*** Record excerpts

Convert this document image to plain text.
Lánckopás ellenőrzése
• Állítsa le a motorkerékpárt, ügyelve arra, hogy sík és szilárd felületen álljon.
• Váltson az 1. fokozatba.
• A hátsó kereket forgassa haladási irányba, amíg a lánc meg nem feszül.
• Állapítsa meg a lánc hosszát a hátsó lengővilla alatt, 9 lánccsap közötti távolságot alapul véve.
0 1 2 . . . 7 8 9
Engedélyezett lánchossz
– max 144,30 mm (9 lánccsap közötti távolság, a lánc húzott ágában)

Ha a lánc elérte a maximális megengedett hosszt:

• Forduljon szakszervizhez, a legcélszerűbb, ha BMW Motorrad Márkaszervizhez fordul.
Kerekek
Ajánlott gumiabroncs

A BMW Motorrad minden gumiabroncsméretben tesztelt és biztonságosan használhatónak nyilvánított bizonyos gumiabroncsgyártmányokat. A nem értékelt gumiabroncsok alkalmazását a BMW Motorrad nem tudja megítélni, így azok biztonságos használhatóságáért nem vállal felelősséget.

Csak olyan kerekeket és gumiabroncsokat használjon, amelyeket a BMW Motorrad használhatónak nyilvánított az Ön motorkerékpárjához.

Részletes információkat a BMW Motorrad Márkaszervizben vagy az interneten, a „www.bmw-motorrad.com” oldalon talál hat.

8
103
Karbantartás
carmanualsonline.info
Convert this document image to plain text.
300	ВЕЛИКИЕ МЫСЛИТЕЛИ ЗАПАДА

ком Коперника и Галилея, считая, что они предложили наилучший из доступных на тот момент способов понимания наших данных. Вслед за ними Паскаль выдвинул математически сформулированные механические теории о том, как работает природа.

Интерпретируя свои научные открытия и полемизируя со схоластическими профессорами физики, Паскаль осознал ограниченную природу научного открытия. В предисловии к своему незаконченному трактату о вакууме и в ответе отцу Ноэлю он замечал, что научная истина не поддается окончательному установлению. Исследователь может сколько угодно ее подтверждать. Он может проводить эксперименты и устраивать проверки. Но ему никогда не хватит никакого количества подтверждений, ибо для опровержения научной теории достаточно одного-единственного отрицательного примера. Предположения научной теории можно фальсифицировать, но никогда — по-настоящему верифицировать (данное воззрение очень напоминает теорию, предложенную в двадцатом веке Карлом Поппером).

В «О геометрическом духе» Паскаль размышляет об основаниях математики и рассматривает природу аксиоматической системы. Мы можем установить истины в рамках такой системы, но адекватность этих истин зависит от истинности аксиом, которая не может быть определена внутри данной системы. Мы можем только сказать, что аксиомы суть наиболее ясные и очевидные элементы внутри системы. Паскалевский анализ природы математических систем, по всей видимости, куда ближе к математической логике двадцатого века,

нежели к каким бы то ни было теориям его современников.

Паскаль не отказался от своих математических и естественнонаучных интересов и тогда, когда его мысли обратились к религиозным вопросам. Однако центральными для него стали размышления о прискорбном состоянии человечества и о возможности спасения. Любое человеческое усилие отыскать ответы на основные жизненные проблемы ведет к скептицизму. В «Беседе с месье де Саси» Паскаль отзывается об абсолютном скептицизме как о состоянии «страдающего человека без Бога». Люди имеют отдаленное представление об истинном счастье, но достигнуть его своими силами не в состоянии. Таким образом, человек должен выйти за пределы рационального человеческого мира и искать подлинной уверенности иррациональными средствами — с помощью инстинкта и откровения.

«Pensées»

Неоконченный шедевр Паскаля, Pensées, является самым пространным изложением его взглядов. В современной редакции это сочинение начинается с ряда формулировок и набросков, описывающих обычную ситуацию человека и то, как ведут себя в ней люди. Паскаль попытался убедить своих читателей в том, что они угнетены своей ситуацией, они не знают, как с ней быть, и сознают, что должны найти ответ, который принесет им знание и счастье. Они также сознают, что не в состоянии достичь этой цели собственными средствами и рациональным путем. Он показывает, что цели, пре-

******

- **Exercise details**
Search the preceding listing for the word "használhatónak" and pull out every line that holds it.

- **Solution to the exercise**
A BMW Motorrad minden gumiabroncsméretben tesztelt és biztonságosan használhatónak nyilvánított bizonyos gumiabroncsgyártmányokat. A nem értékelt gumiabroncsok alkalmazását a BMW Motorrad nem tudja megítélni, így azok biztonságos használhatóságáért nem vállal felelősséget.
Csak olyan kerekeket és gumiabroncsokat használjon, amelyeket a BMW Motorrad használhatónak nyilvánított az Ön motorkerékpárjához.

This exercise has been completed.